§ Description of the task: Copy out all the entries exactly.

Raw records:
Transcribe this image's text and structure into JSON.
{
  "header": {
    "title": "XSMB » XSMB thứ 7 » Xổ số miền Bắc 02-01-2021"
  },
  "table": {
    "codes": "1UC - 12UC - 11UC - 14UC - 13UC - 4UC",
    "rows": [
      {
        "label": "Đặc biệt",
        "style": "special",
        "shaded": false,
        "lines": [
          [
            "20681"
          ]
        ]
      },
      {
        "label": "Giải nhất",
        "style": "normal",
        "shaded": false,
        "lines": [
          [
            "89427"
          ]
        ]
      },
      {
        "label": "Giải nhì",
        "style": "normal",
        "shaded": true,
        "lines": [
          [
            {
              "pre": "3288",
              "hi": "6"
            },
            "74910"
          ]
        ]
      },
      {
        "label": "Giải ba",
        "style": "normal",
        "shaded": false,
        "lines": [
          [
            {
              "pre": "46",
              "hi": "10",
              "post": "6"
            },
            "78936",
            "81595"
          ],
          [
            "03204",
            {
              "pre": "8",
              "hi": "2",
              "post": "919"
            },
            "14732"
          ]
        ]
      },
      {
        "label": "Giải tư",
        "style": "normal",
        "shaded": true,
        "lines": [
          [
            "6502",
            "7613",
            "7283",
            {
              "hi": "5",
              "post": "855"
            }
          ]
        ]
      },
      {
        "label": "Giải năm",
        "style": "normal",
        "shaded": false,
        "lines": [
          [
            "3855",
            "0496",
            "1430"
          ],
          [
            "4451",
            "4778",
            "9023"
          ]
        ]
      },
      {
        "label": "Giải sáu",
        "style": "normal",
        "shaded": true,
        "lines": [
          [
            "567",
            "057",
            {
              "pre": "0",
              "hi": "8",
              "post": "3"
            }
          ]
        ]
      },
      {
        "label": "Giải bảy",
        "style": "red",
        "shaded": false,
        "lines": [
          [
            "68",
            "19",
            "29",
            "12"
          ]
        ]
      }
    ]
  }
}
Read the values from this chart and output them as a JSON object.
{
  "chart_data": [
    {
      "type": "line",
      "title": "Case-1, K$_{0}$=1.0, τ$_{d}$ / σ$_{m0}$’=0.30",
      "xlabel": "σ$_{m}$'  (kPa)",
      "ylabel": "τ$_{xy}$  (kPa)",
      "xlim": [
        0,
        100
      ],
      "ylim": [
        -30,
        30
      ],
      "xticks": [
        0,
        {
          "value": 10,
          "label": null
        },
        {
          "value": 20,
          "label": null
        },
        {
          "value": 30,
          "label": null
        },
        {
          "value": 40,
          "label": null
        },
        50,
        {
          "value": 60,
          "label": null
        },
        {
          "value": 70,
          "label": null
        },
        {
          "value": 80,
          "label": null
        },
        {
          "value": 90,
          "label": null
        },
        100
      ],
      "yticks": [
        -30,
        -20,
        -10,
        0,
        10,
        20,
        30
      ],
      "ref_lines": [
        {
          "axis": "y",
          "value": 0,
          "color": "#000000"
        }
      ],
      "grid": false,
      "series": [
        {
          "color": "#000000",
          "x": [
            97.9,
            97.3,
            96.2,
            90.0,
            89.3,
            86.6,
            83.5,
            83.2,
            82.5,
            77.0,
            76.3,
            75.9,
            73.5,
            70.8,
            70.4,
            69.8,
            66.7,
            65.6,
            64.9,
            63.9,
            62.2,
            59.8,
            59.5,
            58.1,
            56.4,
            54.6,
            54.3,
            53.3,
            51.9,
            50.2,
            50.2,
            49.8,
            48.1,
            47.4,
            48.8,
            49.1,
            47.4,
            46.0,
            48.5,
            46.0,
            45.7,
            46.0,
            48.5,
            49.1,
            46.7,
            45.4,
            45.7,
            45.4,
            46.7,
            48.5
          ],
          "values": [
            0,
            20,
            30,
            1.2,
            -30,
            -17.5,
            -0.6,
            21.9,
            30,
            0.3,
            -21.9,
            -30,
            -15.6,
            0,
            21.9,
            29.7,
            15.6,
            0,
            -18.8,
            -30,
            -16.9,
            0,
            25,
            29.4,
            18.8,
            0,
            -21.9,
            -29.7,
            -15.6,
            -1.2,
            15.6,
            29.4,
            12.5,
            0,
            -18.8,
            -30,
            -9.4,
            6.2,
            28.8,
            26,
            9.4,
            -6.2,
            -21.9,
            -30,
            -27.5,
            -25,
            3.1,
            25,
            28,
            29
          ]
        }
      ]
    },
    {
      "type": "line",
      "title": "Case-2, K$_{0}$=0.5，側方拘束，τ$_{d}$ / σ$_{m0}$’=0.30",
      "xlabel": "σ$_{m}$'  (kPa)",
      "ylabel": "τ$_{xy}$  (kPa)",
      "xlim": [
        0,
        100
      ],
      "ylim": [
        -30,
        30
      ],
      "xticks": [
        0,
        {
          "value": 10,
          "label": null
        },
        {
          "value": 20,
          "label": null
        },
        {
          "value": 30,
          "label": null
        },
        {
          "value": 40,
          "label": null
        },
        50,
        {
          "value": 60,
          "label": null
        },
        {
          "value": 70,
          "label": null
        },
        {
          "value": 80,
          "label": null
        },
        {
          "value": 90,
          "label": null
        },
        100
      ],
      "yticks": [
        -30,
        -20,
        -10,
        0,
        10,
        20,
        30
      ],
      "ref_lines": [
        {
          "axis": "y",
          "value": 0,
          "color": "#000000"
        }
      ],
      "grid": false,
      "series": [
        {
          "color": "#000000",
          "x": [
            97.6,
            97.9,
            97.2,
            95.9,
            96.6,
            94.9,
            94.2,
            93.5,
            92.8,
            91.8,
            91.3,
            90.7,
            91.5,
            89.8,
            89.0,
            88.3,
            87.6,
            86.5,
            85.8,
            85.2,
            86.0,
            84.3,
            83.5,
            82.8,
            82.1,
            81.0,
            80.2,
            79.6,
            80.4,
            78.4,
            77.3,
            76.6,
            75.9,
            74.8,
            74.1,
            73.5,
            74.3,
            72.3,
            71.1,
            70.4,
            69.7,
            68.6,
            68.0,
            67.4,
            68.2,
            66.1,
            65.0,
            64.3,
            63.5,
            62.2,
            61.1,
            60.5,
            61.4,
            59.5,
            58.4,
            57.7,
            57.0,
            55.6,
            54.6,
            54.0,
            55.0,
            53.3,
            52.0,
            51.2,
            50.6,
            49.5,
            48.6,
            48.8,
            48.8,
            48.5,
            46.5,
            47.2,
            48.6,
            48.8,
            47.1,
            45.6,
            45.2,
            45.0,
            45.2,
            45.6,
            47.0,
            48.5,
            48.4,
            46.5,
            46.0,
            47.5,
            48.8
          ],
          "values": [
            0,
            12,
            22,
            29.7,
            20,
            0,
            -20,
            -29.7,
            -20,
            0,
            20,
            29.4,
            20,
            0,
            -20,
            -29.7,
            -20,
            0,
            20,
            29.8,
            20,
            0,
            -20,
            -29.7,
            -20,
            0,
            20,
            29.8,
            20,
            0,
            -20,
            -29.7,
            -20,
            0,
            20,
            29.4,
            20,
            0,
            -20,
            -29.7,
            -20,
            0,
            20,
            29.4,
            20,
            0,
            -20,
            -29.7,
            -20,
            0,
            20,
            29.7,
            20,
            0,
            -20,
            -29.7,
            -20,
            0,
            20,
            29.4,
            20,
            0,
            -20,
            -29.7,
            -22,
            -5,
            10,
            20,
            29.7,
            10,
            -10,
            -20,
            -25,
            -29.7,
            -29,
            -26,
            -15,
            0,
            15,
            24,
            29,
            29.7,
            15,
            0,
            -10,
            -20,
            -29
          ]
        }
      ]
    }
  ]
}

§ Completed task:
Transcribe this image's text and structure into JSON.
{
  "header": {
    "title": "XSMB » XSMB thứ 7 » Xổ số miền Bắc 02-01-2021"
  },
  "table": {
    "codes": "1UC - 12UC - 11UC - 14UC - 13UC - 4UC",
    "rows": [
      {
        "label": "Đặc biệt",
        "style": "special",
        "shaded": false,
        "lines": [
          [
            "20681"
          ]
        ]
      },
      {
        "label": "Giải nhất",
        "style": "normal",
        "shaded": false,
        "lines": [
          [
            "89427"
          ]
        ]
      },
      {
        "label": "Giải nhì",
        "style": "normal",
        "shaded": true,
        "lines": [
          [
            {
              "pre": "3288",
              "hi": "6"
            },
            "74910"
          ]
        ]
      },
      {
        "label": "Giải ba",
        "style": "normal",
        "shaded": false,
        "lines": [
          [
            {
              "pre": "46",
              "hi": "10",
              "post": "6"
            },
            "78936",
            "81595"
          ],
          [
            "03204",
            {
              "pre": "8",
              "hi": "2",
              "post": "919"
            },
            "14732"
          ]
        ]
      },
      {
        "label": "Giải tư",
        "style": "normal",
        "shaded": true,
        "lines": [
          [
            "6502",
            "7613",
            "7283",
            {
              "hi": "5",
              "post": "855"
            }
          ]
        ]
      },
      {
        "label": "Giải năm",
        "style": "normal",
        "shaded": false,
        "lines": [
          [
            "3855",
            "0496",
            "1430"
          ],
          [
            "4451",
            "4778",
            "9023"
          ]
        ]
      },
      {
        "label": "Giải sáu",
        "style": "normal",
        "shaded": true,
        "lines": [
          [
            "567",
            "057",
            {
              "pre": "0",
              "hi": "8",
              "post": "3"
            }
          ]
        ]
      },
      {
        "label": "Giải bảy",
        "style": "red",
        "shaded": false,
        "lines": [
          [
            "68",
            "19",
            "29",
            "12"
          ]
        ]
      }
    ]
  }
}
Read the values from this chart and output them as a JSON object.
{
  "chart_data": [
    {
      "type": "line",
      "title": "Case-1, K$_{0}$=1.0, τ$_{d}$ / σ$_{m0}$’=0.30",
      "xlabel": "σ$_{m}$'  (kPa)",
      "ylabel": "τ$_{xy}$  (kPa)",
      "xlim": [
        0,
        100
      ],
      "ylim": [
        -30,
        30
      ],
      "xticks": [
        0,
        {
          "value": 10,
          "label": null
        },
        {
          "value": 20,
          "label": null
        },
        {
          "value": 30,
          "label": null
        },
        {
          "value": 40,
          "label": null
        },
        50,
        {
          "value": 60,
          "label": null
        },
        {
          "value": 70,
          "label": null
        },
        {
          "value": 80,
          "label": null
        },
        {
          "value": 90,
          "label": null
        },
        100
      ],
      "yticks": [
        -30,
        -20,
        -10,
        0,
        10,
        20,
        30
      ],
      "ref_lines": [
        {
          "axis": "y",
          "value": 0,
          "color": "#000000"
        }
      ],
      "grid": false,
      "series": [
        {
          "color": "#000000",
          "x": [
            97.9,
            97.3,
            96.2,
            90.0,
            89.3,
            86.6,
            83.5,
            83.2,
            82.5,
            77.0,
            76.3,
            75.9,
            73.5,
            70.8,
            70.4,
            69.8,
            66.7,
            65.6,
            64.9,
            63.9,
            62.2,
            59.8,
            59.5,
            58.1,
            56.4,
            54.6,
            54.3,
            53.3,
            51.9,
            50.2,
            50.2,
            49.8,
            48.1,
            47.4,
            48.8,
            49.1,
            47.4,
            46.0,
            48.5,
            46.0,
            45.7,
            46.0,
            48.5,
            49.1,
            46.7,
            45.4,
            45.7,
            45.4,
            46.7,
            48.5
          ],
          "values": [
            0,
            20,
            30,
            1.2,
            -30,
            -17.5,
            -0.6,
            21.9,
            30,
            0.3,
            -21.9,
            -30,
            -15.6,
            0,
            21.9,
            29.7,
            15.6,
            0,
            -18.8,
            -30,
            -16.9,
            0,
            25,
            29.4,
            18.8,
            0,
            -21.9,
            -29.7,
            -15.6,
            -1.2,
            15.6,
            29.4,
            12.5,
            0,
            -18.8,
            -30,
            -9.4,
            6.2,
            28.8,
            26,
            9.4,
            -6.2,
            -21.9,
            -30,
            -27.5,
            -25,
            3.1,
            25,
            28,
            29
          ]
        }
      ]
    },
    {
      "type": "line",
      "title": "Case-2, K$_{0}$=0.5，側方拘束，τ$_{d}$ / σ$_{m0}$’=0.30",
      "xlabel": "σ$_{m}$'  (kPa)",
      "ylabel": "τ$_{xy}$  (kPa)",
      "xlim": [
        0,
        100
      ],
      "ylim": [
        -30,
        30
      ],
      "xticks": [
        0,
        {
          "value": 10,
          "label": null
        },
        {
          "value": 20,
          "label": null
        },
        {
          "value": 30,
          "label": null
        },
        {
          "value": 40,
          "label": null
        },
        50,
        {
          "value": 60,
          "label": null
        },
        {
          "value": 70,
          "label": null
        },
        {
          "value": 80,
          "label": null
        },
        {
          "value": 90,
          "label": null
        },
        100
      ],
      "yticks": [
        -30,
        -20,
        -10,
        0,
        10,
        20,
        30
      ],
      "ref_lines": [
        {
          "axis": "y",
          "value": 0,
          "color": "#000000"
        }
      ],
      "grid": false,
      "series": [
        {
          "color": "#000000",
          "x": [
            97.6,
            97.9,
            97.2,
            95.9,
            96.6,
            94.9,
            94.2,
            93.5,
            92.8,
            91.8,
            91.3,
            90.7,
            91.5,
            89.8,
            89.0,
            88.3,
            87.6,
            86.5,
            85.8,
            85.2,
            86.0,
            84.3,
            83.5,
            82.8,
            82.1,
            81.0,
            80.2,
            79.6,
            80.4,
            78.4,
            77.3,
            76.6,
            75.9,
            74.8,
            74.1,
            73.5,
            74.3,
            72.3,
            71.1,
            70.4,
            69.7,
            68.6,
            68.0,
            67.4,
            68.2,
            66.1,
            65.0,
            64.3,
            63.5,
            62.2,
            61.1,
            60.5,
            61.4,
            59.5,
            58.4,
            57.7,
            57.0,
            55.6,
            54.6,
            54.0,
            55.0,
            53.3,
            52.0,
            51.2,
            50.6,
            49.5,
            48.6,
            48.8,
            48.8,
            48.5,
            46.5,
            47.2,
            48.6,
            48.8,
            47.1,
            45.6,
            45.2,
            45.0,
            45.2,
            45.6,
            47.0,
            48.5,
            48.4,
            46.5,
            46.0,
            47.5,
            48.8
          ],
          "values": [
            0,
            12,
            22,
            29.7,
            20,
            0,
            -20,
            -29.7,
            -20,
            0,
            20,
            29.4,
            20,
            0,
            -20,
            -29.7,
            -20,
            0,
            20,
            29.8,
            20,
            0,
            -20,
            -29.7,
            -20,
            0,
            20,
            29.8,
            20,
            0,
            -20,
            -29.7,
            -20,
            0,
            20,
            29.4,
            20,
            0,
            -20,
            -29.7,
            -20,
            0,
            20,
            29.4,
            20,
            0,
            -20,
            -29.7,
            -20,
            0,
            20,
            29.7,
            20,
            0,
            -20,
            -29.7,
            -20,
            0,
            20,
            29.4,
            20,
            0,
            -20,
            -29.7,
            -22,
            -5,
            10,
            20,
            29.7,
            10,
            -10,
            -20,
            -25,
            -29.7,
            -29,
            -26,
            -15,
            0,
            15,
            24,
            29,
            29.7,
            15,
            0,
            -10,
            -20,
            -29
          ]
        }
      ]
    }
  ]
}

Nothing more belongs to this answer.